Prompt: From the entries below, extract every line that includes the word "this".

(Dataset entries)
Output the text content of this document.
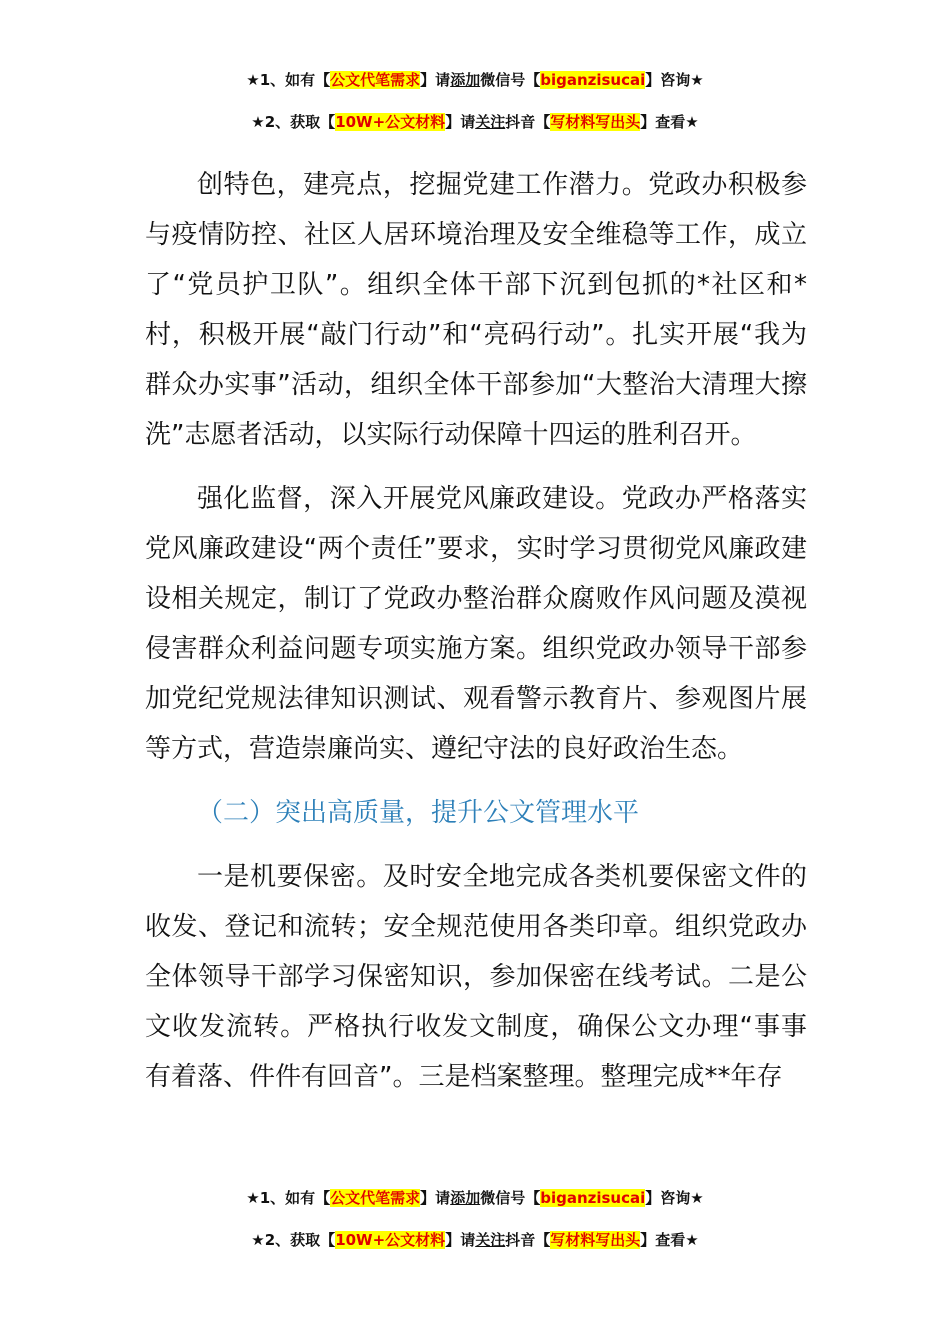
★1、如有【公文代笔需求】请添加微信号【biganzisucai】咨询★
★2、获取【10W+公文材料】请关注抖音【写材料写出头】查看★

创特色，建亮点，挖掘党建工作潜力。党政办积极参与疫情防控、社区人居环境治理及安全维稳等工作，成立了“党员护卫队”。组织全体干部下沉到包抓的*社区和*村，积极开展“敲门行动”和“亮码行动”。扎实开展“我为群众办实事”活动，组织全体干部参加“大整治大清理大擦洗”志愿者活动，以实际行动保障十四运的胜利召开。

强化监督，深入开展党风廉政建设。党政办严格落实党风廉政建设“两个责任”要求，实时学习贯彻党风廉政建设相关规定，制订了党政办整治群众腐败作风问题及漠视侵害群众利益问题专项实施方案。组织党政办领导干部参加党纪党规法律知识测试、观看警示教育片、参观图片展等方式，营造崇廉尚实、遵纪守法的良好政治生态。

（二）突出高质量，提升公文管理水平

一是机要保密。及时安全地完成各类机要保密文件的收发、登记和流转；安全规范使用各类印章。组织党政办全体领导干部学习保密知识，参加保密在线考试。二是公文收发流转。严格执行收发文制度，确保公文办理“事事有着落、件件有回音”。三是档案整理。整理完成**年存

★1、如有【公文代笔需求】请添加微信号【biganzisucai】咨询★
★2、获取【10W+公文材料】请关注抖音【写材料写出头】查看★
...
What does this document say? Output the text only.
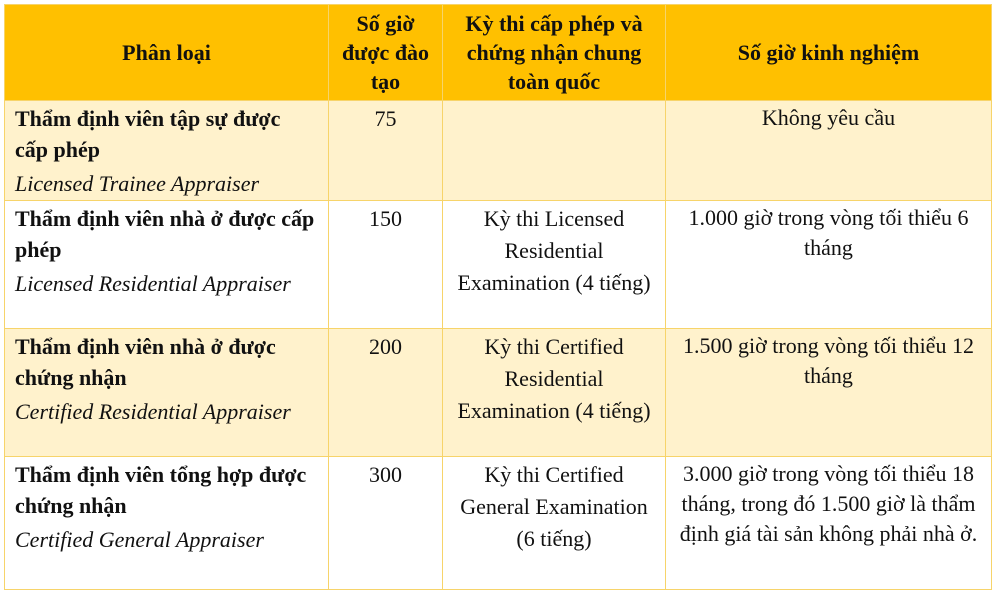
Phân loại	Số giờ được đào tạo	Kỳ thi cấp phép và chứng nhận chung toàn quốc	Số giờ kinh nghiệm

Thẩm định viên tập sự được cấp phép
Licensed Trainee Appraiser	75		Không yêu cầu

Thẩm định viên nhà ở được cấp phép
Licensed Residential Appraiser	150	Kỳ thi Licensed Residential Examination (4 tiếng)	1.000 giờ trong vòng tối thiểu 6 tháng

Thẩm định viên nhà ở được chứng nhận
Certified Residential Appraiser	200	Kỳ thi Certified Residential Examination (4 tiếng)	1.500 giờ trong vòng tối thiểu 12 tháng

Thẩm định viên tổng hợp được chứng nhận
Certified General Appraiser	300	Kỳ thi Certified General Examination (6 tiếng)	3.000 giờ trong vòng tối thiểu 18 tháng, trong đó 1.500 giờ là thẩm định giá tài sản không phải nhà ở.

The solution:
Output the text content of this document.
What does this document say? Output the text only.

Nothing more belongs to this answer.